**Extrait du document:**
+--

Un conseiller d’AgroImpact examine ensuite avec l’exploitant quelles mesures il pourrait mettre en œuvre pour réduire les émissions de gaz à effet de serre sur six ans. «L’agriculteur ou l’agricultrice choisit librement ses leviers d’action», souligne Aude Jarobo, directrice de l’association AgroImpact, qui pilote le projet. Ils peuvent aussi bien porter sur la réduction directe des émissions que sur le captage de CO2 dans le sol, avec des techniques agricoles appropriées. «Je vais encore réduire le travail du sol et recourir à davantage d’intrants organiques», témoigne par exemple Sylvain Faillétaz, agriculteur à Commugny (VD).
Ces prestations sont payantes, mais les cantons de Genève, de Vaud, de Neuchâtel et du Jura se sont engagés à soutenir les agriculteurs qui participent à la démarche. Neuchâtel prend ainsi en charge 50% du prix du bilan carbone, Vaud 80%. Les mesures sont aussi choisies de manière à générer un retour sur investissement. Le bilan des mesures est effectué chaque année, avec des méthodes internationalement reconnues et l’appui de hautes écoles associées au projet. Après une année, les participants ont obtenu des réductions de quelques pourcents à quelques dizaines de pourcent de leur empreinte carbone. Tout dépend de la situation de départ et du type d’exploitation.

+--

**Entrées fournies:**

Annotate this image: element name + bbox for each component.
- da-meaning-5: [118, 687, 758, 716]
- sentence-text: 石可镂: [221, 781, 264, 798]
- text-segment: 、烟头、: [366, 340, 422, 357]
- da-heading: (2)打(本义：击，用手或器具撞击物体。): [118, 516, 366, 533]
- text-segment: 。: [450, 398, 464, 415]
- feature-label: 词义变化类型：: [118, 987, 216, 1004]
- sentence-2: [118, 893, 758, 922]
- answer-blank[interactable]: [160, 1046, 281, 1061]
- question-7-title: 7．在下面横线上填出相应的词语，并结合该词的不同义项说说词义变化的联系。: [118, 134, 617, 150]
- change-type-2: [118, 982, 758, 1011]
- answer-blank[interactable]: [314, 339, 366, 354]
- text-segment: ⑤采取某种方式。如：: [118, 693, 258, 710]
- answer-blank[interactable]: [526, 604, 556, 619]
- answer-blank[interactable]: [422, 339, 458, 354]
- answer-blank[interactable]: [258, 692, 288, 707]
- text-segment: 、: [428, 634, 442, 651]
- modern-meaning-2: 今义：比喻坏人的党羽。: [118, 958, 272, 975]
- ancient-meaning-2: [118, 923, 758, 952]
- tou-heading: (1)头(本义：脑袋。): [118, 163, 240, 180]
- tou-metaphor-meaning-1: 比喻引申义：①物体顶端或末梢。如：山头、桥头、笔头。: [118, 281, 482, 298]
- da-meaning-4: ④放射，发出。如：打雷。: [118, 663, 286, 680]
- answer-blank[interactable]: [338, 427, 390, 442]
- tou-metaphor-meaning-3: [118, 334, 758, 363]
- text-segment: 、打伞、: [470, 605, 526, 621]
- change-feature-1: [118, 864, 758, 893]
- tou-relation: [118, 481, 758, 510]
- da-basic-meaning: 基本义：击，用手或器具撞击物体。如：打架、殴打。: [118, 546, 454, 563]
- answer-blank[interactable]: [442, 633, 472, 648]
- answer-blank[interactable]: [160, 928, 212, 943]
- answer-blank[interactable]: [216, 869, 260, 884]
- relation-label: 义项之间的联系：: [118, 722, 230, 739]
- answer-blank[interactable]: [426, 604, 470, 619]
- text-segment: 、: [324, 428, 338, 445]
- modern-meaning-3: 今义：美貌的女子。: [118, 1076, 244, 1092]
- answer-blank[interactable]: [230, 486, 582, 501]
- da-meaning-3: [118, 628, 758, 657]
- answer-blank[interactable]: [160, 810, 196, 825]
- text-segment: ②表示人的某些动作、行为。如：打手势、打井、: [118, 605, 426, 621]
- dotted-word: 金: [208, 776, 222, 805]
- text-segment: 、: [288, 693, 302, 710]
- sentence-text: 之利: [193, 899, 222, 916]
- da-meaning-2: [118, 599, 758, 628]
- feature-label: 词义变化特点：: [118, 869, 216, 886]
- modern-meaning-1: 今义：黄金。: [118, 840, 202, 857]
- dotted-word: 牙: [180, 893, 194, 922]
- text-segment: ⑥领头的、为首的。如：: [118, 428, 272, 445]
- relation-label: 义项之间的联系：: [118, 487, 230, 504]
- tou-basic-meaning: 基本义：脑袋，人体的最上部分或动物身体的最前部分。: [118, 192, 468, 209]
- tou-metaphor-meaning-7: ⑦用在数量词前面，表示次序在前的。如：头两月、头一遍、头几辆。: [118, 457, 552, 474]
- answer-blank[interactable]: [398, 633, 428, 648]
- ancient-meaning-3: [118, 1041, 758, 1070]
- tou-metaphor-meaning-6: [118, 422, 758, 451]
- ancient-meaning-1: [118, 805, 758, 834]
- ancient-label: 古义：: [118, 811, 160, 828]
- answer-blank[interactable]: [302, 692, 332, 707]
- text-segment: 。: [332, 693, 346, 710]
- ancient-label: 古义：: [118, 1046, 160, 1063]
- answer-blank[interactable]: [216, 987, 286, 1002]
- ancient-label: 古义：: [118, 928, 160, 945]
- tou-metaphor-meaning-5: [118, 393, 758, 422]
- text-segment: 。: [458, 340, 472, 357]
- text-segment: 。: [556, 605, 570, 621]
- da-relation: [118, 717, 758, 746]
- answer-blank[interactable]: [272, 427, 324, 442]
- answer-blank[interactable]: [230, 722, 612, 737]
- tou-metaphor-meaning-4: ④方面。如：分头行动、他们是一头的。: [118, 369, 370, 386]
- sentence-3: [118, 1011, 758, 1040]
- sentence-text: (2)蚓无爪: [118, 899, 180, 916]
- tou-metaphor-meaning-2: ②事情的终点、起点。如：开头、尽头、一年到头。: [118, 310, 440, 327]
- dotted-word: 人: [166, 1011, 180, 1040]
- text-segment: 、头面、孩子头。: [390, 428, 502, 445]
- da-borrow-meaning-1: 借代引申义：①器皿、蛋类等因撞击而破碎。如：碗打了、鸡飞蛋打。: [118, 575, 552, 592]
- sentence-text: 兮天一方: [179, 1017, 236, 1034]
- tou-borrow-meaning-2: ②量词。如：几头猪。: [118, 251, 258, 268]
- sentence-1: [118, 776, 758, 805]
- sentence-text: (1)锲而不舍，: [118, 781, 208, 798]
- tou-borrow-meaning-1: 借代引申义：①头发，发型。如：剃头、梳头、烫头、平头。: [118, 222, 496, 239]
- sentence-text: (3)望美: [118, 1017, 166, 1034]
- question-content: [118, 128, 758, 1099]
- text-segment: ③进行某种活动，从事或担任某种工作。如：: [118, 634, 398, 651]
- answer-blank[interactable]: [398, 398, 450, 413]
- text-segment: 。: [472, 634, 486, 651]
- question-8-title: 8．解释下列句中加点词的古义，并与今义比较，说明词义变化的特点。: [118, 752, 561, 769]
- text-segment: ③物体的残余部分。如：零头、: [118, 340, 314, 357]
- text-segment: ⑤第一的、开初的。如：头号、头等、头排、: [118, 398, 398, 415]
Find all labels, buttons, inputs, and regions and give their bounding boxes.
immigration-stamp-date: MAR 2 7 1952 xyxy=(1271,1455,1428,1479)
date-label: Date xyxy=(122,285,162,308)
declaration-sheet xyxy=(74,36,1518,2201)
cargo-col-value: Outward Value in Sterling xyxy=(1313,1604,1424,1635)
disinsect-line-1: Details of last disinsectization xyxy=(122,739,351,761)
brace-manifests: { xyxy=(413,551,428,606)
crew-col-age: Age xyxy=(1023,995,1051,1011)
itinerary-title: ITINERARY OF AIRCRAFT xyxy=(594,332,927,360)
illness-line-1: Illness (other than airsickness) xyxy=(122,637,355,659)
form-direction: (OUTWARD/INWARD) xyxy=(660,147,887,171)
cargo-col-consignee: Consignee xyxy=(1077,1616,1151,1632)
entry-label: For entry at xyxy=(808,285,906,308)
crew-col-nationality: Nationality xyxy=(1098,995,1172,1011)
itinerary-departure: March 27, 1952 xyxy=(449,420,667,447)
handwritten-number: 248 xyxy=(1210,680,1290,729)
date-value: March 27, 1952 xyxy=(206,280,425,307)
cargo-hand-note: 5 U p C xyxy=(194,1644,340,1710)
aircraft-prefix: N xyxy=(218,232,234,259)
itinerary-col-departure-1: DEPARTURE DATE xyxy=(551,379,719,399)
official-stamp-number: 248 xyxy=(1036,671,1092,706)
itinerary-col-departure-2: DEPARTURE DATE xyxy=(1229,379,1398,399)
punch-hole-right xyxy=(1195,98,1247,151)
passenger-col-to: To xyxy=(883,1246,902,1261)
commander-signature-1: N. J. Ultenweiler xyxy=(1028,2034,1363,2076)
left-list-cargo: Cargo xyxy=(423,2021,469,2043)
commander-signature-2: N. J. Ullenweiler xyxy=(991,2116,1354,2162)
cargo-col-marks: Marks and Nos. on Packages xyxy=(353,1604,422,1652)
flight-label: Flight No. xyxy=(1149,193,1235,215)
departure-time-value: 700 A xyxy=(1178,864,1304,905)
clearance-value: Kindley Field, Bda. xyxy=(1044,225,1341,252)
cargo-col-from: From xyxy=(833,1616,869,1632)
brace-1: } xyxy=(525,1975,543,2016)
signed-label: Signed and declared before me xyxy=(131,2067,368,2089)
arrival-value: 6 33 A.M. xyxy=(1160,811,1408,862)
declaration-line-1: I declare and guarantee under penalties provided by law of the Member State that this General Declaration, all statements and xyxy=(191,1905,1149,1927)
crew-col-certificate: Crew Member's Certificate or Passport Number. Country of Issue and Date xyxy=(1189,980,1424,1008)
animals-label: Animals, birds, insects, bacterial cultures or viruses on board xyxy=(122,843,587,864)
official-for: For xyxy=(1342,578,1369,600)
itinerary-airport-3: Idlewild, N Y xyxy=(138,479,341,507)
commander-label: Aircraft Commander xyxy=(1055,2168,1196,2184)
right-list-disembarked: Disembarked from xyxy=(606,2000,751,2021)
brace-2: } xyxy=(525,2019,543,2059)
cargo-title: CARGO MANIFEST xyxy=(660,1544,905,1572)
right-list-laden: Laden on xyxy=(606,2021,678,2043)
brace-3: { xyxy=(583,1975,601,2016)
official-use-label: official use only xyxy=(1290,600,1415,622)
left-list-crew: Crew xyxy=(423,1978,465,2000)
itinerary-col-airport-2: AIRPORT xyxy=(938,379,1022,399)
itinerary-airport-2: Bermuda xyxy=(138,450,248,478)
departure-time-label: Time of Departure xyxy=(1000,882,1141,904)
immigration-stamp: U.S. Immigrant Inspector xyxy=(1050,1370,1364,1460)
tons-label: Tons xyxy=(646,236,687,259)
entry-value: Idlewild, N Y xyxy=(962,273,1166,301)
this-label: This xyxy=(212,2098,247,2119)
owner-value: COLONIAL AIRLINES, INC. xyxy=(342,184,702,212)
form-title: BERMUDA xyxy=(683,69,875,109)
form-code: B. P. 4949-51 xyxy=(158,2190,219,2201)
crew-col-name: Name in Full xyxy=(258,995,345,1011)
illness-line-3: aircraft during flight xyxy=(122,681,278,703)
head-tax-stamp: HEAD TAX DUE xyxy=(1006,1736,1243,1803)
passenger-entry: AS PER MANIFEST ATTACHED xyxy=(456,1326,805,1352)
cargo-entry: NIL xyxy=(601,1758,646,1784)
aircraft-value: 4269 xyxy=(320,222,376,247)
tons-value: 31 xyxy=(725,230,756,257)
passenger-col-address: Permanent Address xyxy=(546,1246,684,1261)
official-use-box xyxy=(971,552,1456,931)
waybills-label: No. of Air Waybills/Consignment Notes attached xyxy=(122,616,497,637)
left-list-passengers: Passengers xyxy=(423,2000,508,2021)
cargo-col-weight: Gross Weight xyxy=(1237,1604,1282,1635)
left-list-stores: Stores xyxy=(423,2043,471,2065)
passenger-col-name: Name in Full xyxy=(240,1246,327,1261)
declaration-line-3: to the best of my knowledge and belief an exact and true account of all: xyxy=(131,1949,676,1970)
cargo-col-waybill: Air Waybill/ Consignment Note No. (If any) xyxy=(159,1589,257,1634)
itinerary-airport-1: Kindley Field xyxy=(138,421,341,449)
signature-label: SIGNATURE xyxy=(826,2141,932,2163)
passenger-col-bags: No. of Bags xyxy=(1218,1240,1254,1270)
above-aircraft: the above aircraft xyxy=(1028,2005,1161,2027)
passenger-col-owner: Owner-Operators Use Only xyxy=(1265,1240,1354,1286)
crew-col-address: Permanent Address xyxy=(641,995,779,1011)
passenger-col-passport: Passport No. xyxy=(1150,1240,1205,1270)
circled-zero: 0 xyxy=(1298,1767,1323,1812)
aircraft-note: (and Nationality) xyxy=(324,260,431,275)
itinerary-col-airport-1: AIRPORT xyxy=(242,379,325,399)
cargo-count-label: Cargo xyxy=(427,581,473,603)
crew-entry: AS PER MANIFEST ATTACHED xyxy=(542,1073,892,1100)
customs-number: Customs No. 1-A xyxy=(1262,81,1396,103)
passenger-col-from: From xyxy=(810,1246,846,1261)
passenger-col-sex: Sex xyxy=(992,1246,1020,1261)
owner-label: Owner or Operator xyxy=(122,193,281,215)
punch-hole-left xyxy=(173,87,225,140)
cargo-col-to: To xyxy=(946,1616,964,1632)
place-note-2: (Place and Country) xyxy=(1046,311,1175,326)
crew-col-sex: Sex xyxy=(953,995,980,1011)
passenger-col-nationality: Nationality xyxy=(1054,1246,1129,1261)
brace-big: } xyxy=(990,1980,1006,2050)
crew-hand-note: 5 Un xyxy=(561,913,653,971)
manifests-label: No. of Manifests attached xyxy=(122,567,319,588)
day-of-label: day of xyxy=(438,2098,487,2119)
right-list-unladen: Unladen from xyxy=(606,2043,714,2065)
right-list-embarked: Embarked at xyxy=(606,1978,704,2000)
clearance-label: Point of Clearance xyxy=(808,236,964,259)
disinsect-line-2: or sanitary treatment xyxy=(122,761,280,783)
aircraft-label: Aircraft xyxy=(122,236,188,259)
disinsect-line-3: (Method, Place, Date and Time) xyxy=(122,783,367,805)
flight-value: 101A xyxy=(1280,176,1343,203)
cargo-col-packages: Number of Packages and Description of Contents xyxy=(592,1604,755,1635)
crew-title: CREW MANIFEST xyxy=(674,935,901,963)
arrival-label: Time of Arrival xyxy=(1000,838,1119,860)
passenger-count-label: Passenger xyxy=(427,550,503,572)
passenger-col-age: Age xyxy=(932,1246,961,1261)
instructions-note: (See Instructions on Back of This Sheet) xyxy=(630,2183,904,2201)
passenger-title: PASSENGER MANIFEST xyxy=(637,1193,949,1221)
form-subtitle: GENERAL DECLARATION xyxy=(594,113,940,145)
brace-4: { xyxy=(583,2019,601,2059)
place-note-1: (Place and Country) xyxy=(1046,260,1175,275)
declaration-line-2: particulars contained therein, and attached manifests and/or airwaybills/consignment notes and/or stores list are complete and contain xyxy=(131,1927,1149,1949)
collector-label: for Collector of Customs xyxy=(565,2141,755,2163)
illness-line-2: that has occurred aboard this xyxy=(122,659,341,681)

+--

**Consignes de travail:**
1 – Recopiez fidèlement le passage de l'extrait sur AgroImpact qui commence par « Ces prestations sont » et se poursuit jusqu'à « du type d’exploitation. ».
2 – D'après l'extrait sur AgroImpact, quel pourcentage du prix du bilan carbone le canton de Vaud prend-il en charge ?
3 – Traduisez en anglais cette phrase de l'extrait sur AgroImpact : « Les mesures sont aussi choisies de manière à générer un retour sur investissement. »

**Réponses par tâche:**
1 –
Ces prestations sont payantes, mais les cantons de Genève, de Vaud, de Neuchâtel et du Jura se sont engagés à soutenir les agriculteurs qui participent à la démarche. Neuchâtel prend ainsi en charge 50% du prix du bilan carbone, Vaud 80%. Les mesures sont aussi choisies de manière à générer un retour sur investissement. Le bilan des mesures est effectué chaque année, avec des méthodes internationalement reconnues et l’appui de hautes écoles associées au projet. Après une année, les participants ont obtenu des réductions de quelques pourcents à quelques dizaines de pourcent de leur empreinte carbone. Tout dépend de la situation de départ et du type d’exploitation.

2 – Le canton de Vaud prend en charge 80% du prix du bilan carbone.

3 – The measures are also chosen so as to generate a return on investment.